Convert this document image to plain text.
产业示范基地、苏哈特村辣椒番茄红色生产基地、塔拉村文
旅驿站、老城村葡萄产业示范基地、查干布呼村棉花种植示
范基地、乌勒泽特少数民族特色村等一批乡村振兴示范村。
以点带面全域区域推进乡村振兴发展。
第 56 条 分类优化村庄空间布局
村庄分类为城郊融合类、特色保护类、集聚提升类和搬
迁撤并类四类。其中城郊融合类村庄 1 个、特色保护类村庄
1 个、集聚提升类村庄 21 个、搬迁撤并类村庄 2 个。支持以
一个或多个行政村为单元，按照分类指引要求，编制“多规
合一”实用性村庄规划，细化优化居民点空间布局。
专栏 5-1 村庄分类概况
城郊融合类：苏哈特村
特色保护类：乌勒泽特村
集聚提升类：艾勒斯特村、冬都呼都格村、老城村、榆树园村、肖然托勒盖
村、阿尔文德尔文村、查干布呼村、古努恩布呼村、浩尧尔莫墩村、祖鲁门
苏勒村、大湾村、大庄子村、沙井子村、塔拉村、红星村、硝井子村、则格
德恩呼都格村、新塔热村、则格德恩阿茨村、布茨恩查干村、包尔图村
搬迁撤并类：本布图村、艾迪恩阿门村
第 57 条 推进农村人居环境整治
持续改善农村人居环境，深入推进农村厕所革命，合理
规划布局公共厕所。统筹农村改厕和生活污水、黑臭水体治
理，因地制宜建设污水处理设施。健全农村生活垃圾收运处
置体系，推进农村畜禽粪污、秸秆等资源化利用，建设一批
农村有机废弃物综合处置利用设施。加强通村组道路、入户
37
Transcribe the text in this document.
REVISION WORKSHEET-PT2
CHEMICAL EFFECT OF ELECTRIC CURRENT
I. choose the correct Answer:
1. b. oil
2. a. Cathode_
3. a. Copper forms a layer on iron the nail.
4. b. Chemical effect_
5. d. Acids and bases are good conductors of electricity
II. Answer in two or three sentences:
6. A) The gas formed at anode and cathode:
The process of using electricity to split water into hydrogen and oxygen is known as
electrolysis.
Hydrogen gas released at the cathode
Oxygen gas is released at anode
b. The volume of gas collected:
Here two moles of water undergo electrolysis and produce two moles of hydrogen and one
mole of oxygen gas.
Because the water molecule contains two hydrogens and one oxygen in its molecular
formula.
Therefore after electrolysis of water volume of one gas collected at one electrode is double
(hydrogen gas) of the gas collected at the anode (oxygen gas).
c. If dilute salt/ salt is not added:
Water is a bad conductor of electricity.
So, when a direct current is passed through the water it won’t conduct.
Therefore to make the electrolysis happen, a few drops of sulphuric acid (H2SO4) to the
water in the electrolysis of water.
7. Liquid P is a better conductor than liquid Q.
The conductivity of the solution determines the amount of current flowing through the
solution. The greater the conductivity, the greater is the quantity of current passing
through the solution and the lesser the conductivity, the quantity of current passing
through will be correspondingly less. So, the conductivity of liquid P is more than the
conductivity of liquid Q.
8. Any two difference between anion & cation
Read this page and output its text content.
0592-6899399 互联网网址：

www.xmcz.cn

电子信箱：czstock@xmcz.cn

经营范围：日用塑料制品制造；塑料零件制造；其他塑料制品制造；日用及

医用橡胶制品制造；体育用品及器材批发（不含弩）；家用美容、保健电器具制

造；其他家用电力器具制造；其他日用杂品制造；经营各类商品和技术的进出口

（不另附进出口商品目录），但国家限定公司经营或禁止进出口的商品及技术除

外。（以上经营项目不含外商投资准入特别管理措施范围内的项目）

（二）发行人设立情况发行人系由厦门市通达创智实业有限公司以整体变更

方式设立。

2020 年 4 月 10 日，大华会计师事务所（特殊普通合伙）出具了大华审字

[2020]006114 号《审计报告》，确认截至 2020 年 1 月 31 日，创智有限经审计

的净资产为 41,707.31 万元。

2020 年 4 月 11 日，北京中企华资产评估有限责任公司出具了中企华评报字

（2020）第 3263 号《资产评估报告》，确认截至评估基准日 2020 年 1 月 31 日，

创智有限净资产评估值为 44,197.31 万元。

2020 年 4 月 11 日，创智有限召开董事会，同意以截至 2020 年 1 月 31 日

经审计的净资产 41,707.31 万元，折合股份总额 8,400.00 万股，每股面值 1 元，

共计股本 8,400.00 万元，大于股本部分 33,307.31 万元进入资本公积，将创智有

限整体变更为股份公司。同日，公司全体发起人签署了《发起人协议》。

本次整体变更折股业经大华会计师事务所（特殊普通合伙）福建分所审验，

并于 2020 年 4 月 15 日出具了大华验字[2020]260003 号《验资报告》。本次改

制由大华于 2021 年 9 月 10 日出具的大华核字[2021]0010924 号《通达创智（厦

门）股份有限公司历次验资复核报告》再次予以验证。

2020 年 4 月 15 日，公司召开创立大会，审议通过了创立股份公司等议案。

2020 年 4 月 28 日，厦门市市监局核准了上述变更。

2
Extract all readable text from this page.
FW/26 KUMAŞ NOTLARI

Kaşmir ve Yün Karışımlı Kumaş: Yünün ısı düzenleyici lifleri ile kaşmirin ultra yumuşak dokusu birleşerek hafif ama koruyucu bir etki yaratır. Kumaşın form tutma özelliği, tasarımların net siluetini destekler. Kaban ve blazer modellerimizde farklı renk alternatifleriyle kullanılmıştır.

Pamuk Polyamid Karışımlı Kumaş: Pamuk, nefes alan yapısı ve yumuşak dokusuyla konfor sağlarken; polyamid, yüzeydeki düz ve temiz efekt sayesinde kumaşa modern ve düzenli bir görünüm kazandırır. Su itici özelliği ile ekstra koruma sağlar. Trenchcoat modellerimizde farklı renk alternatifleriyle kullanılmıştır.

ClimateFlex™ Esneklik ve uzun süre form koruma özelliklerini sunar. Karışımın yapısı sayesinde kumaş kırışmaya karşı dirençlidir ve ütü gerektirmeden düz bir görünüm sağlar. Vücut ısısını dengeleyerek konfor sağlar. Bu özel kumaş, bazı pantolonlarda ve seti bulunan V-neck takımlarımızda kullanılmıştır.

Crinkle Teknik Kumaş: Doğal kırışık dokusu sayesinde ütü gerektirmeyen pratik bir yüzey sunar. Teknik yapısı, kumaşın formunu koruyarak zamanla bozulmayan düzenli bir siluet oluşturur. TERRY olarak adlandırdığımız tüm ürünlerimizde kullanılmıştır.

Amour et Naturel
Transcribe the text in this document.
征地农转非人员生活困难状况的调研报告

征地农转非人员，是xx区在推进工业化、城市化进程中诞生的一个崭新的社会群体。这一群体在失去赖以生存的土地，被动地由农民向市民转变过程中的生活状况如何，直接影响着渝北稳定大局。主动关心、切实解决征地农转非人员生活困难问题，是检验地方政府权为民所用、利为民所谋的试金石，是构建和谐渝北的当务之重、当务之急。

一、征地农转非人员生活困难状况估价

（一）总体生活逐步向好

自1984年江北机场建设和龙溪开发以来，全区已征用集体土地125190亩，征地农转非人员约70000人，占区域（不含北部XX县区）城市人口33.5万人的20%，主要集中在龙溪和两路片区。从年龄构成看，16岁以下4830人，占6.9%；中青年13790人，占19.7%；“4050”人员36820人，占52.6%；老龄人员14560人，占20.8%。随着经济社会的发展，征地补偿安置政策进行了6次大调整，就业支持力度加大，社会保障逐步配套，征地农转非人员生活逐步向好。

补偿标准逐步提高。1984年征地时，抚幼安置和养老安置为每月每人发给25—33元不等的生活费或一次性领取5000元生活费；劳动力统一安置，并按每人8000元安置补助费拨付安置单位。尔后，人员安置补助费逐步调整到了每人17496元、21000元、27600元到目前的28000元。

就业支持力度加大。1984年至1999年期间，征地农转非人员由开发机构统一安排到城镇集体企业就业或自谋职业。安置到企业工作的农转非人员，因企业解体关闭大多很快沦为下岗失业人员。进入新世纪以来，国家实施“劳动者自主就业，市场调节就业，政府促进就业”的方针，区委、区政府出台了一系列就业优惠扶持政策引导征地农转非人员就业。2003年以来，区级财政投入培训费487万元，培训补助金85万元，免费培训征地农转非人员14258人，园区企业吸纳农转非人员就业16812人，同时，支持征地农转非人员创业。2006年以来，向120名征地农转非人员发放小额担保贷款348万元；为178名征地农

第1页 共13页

***

> _EXERCISE OBJECTIVE_
Extract all lines from the material above that include the word "quantity".

> _RESPONSE TO THE TASK_
solution. The greater the conductivity, the greater is the quantity of current passing
through the solution and the lesser the conductivity, the quantity of current passing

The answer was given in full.